### DATA TO PROCESS

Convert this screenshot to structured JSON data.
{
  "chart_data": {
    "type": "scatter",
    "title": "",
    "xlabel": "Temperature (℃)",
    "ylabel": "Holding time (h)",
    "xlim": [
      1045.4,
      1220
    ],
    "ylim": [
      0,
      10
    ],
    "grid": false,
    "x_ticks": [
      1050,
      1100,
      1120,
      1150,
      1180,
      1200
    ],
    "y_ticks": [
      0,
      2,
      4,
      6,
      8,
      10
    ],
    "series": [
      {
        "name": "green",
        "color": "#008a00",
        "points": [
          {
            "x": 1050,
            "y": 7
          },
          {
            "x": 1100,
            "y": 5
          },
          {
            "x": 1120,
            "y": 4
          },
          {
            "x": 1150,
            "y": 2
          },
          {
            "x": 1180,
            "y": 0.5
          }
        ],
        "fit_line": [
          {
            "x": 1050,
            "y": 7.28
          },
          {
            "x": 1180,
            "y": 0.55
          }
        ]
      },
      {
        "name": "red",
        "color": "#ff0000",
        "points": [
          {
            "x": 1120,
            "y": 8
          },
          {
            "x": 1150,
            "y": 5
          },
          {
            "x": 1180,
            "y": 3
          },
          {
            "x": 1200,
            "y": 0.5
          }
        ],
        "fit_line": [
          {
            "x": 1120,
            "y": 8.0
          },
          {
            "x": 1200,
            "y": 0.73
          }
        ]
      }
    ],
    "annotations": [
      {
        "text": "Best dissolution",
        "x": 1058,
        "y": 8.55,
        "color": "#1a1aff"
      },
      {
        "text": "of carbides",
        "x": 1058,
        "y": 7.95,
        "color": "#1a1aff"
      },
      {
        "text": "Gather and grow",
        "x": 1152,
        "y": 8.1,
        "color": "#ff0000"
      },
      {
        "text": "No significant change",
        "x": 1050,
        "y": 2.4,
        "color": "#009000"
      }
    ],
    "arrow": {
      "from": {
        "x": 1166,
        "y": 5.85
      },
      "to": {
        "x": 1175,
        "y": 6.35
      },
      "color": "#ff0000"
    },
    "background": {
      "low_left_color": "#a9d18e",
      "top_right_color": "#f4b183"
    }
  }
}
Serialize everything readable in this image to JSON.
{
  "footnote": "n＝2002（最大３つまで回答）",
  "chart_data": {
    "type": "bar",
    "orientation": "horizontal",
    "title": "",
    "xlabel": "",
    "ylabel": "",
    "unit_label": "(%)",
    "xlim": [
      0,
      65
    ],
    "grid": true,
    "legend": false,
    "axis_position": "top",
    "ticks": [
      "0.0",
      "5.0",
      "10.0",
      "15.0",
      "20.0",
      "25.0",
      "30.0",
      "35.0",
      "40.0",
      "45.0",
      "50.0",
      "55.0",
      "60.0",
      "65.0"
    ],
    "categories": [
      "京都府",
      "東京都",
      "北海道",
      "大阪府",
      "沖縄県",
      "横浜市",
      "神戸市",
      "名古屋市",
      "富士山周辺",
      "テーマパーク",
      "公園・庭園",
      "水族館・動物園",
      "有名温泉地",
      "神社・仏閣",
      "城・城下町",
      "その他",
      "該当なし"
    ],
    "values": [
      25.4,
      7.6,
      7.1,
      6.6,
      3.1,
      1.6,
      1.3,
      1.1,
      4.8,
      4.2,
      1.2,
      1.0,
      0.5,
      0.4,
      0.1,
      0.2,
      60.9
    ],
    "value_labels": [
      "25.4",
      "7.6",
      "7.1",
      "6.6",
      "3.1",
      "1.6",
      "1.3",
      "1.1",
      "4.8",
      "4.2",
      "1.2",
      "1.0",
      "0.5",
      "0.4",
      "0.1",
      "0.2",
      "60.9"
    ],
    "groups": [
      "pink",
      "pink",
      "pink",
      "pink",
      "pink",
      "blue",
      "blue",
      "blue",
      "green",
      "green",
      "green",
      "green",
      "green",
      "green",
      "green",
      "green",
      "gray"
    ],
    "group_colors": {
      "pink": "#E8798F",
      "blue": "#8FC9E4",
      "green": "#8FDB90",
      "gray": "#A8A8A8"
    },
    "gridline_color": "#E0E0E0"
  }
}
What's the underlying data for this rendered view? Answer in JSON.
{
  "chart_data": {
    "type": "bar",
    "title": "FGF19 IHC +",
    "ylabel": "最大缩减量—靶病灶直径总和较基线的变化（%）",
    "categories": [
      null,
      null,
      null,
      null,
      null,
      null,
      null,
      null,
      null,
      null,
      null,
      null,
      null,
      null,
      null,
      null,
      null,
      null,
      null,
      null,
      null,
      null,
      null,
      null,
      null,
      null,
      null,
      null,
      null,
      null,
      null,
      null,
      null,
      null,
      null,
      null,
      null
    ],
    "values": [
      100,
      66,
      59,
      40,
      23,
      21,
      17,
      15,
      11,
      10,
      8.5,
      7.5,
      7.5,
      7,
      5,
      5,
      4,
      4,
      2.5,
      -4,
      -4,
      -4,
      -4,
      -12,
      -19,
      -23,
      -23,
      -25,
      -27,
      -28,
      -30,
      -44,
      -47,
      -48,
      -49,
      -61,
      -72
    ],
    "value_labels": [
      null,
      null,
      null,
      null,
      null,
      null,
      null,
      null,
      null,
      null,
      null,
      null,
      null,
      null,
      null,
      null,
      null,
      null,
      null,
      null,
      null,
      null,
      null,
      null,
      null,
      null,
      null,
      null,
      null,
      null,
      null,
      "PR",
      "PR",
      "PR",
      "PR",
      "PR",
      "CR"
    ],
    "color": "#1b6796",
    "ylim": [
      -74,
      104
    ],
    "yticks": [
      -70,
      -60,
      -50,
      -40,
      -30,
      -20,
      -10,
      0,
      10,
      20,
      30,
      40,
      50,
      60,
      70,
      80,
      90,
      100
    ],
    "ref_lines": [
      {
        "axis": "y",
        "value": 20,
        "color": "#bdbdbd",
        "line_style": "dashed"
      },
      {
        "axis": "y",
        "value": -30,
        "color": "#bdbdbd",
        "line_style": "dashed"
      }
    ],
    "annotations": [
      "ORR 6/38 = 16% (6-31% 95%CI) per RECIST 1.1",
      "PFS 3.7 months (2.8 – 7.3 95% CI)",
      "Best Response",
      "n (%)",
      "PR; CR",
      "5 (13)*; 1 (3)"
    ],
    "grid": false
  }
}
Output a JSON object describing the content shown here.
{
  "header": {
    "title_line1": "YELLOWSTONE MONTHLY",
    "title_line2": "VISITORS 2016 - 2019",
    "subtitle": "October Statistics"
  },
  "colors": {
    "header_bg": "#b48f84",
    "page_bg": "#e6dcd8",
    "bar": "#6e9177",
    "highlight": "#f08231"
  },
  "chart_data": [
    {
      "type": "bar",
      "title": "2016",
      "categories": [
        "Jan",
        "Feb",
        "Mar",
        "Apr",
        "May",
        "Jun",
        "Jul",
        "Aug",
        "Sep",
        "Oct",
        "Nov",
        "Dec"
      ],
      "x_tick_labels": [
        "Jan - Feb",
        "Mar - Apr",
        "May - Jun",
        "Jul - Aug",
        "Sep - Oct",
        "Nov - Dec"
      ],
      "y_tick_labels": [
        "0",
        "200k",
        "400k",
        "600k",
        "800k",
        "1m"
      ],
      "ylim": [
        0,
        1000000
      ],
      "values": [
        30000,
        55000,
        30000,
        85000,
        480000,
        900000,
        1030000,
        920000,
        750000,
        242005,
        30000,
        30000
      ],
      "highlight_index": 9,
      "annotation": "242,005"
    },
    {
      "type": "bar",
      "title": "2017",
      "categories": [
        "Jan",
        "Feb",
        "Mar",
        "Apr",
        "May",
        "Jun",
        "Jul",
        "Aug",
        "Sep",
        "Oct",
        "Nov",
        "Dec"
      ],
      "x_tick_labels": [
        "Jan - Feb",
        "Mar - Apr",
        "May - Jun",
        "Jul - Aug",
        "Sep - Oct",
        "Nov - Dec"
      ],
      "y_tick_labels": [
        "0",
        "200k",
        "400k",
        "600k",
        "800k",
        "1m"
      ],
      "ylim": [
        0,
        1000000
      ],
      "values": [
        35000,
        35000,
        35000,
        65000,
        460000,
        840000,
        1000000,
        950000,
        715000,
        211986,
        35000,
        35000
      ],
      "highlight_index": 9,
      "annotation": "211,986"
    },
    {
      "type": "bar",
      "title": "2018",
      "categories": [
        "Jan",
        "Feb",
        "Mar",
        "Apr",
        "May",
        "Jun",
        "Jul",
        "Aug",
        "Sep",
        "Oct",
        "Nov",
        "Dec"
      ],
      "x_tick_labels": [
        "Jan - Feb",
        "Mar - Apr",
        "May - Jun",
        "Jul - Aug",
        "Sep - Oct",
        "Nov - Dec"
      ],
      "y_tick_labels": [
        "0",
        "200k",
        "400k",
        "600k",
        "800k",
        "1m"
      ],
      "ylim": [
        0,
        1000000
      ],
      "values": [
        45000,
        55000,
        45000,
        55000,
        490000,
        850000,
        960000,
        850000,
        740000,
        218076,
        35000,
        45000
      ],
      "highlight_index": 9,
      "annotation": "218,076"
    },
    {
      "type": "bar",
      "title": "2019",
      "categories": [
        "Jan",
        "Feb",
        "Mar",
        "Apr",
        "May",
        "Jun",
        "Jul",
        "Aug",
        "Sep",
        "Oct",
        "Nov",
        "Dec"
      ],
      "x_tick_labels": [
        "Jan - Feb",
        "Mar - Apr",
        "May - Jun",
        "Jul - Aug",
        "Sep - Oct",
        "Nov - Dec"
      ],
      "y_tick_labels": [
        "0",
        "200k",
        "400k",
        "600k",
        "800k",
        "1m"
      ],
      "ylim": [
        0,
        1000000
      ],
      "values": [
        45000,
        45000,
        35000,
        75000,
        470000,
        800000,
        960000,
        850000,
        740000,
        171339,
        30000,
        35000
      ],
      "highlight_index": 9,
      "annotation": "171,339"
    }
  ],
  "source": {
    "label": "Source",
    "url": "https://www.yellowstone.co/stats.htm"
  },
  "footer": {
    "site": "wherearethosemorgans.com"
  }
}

### WRITTEN INSTRUCTION
Find the lines holding "text" and list every one.

### RESPONSE TO THE TASK
        "text": "Best dissolution",
        "text": "of carbides",
        "text": "Gather and grow",
        "text": "No significant change",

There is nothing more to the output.